__CHALLENGE__
Write out all of the lines below, exactly and completely.
═════ PROVIDED ENTRIES
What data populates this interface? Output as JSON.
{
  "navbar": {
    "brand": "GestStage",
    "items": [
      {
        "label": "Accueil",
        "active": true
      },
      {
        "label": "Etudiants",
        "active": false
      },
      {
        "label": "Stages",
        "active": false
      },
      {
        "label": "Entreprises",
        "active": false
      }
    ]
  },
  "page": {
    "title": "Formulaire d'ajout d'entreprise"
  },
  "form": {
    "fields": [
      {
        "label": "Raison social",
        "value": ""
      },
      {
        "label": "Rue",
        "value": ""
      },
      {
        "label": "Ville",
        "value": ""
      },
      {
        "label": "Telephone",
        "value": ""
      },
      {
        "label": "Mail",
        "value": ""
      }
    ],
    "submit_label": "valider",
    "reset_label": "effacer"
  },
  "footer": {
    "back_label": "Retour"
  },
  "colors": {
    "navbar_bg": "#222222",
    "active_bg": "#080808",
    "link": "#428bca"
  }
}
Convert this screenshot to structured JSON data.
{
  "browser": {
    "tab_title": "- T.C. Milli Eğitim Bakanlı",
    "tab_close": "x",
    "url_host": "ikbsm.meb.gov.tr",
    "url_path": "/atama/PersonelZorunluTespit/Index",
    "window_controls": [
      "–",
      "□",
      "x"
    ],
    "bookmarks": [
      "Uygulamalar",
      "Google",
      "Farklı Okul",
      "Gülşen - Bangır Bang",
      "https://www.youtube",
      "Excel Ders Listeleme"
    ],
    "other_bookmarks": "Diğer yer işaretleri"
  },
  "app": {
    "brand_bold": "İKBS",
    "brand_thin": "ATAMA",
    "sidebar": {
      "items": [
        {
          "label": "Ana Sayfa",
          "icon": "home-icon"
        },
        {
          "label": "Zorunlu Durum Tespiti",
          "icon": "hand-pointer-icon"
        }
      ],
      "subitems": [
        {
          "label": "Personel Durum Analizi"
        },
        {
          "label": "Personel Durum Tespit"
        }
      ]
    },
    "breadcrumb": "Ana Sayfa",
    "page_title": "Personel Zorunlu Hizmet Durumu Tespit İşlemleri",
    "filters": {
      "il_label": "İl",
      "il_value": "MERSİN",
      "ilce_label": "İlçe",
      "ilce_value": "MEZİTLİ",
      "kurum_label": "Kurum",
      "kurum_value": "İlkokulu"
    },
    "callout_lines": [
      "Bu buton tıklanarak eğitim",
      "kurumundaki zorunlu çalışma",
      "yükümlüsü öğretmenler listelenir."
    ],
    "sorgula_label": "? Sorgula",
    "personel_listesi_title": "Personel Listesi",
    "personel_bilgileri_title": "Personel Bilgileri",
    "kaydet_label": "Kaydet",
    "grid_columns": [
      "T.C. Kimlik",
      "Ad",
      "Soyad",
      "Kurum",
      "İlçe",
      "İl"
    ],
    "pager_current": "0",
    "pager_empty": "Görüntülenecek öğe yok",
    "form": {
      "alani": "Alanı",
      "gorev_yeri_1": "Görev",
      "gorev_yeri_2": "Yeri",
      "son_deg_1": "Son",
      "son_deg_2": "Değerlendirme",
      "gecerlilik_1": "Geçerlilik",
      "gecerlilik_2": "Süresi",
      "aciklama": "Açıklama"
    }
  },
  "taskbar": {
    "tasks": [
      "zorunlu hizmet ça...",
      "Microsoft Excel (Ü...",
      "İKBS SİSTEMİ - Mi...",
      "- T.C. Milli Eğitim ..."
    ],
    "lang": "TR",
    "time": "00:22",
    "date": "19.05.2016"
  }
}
══════════
__RESULT__
What data populates this interface? Output as JSON.
{
  "navbar": {
    "brand": "GestStage",
    "items": [
      {
        "label": "Accueil",
        "active": true
      },
      {
        "label": "Etudiants",
        "active": false
      },
      {
        "label": "Stages",
        "active": false
      },
      {
        "label": "Entreprises",
        "active": false
      }
    ]
  },
  "page": {
    "title": "Formulaire d'ajout d'entreprise"
  },
  "form": {
    "fields": [
      {
        "label": "Raison social",
        "value": ""
      },
      {
        "label": "Rue",
        "value": ""
      },
      {
        "label": "Ville",
        "value": ""
      },
      {
        "label": "Telephone",
        "value": ""
      },
      {
        "label": "Mail",
        "value": ""
      }
    ],
    "submit_label": "valider",
    "reset_label": "effacer"
  },
  "footer": {
    "back_label": "Retour"
  },
  "colors": {
    "navbar_bg": "#222222",
    "active_bg": "#080808",
    "link": "#428bca"
  }
}
Convert this screenshot to structured JSON data.
{
  "browser": {
    "tab_title": "- T.C. Milli Eğitim Bakanlı",
    "tab_close": "x",
    "url_host": "ikbsm.meb.gov.tr",
    "url_path": "/atama/PersonelZorunluTespit/Index",
    "window_controls": [
      "–",
      "□",
      "x"
    ],
    "bookmarks": [
      "Uygulamalar",
      "Google",
      "Farklı Okul",
      "Gülşen - Bangır Bang",
      "https://www.youtube",
      "Excel Ders Listeleme"
    ],
    "other_bookmarks": "Diğer yer işaretleri"
  },
  "app": {
    "brand_bold": "İKBS",
    "brand_thin": "ATAMA",
    "sidebar": {
      "items": [
        {
          "label": "Ana Sayfa",
          "icon": "home-icon"
        },
        {
          "label": "Zorunlu Durum Tespiti",
          "icon": "hand-pointer-icon"
        }
      ],
      "subitems": [
        {
          "label": "Personel Durum Analizi"
        },
        {
          "label": "Personel Durum Tespit"
        }
      ]
    },
    "breadcrumb": "Ana Sayfa",
    "page_title": "Personel Zorunlu Hizmet Durumu Tespit İşlemleri",
    "filters": {
      "il_label": "İl",
      "il_value": "MERSİN",
      "ilce_label": "İlçe",
      "ilce_value": "MEZİTLİ",
      "kurum_label": "Kurum",
      "kurum_value": "İlkokulu"
    },
    "callout_lines": [
      "Bu buton tıklanarak eğitim",
      "kurumundaki zorunlu çalışma",
      "yükümlüsü öğretmenler listelenir."
    ],
    "sorgula_label": "? Sorgula",
    "personel_listesi_title": "Personel Listesi",
    "personel_bilgileri_title": "Personel Bilgileri",
    "kaydet_label": "Kaydet",
    "grid_columns": [
      "T.C. Kimlik",
      "Ad",
      "Soyad",
      "Kurum",
      "İlçe",
      "İl"
    ],
    "pager_current": "0",
    "pager_empty": "Görüntülenecek öğe yok",
    "form": {
      "alani": "Alanı",
      "gorev_yeri_1": "Görev",
      "gorev_yeri_2": "Yeri",
      "son_deg_1": "Son",
      "son_deg_2": "Değerlendirme",
      "gecerlilik_1": "Geçerlilik",
      "gecerlilik_2": "Süresi",
      "aciklama": "Açıklama"
    }
  },
  "taskbar": {
    "tasks": [
      "zorunlu hizmet ça...",
      "Microsoft Excel (Ü...",
      "İKBS SİSTEMİ - Mi...",
      "- T.C. Milli Eğitim ..."
    ],
    "lang": "TR",
    "time": "00:22",
    "date": "19.05.2016"
  }
}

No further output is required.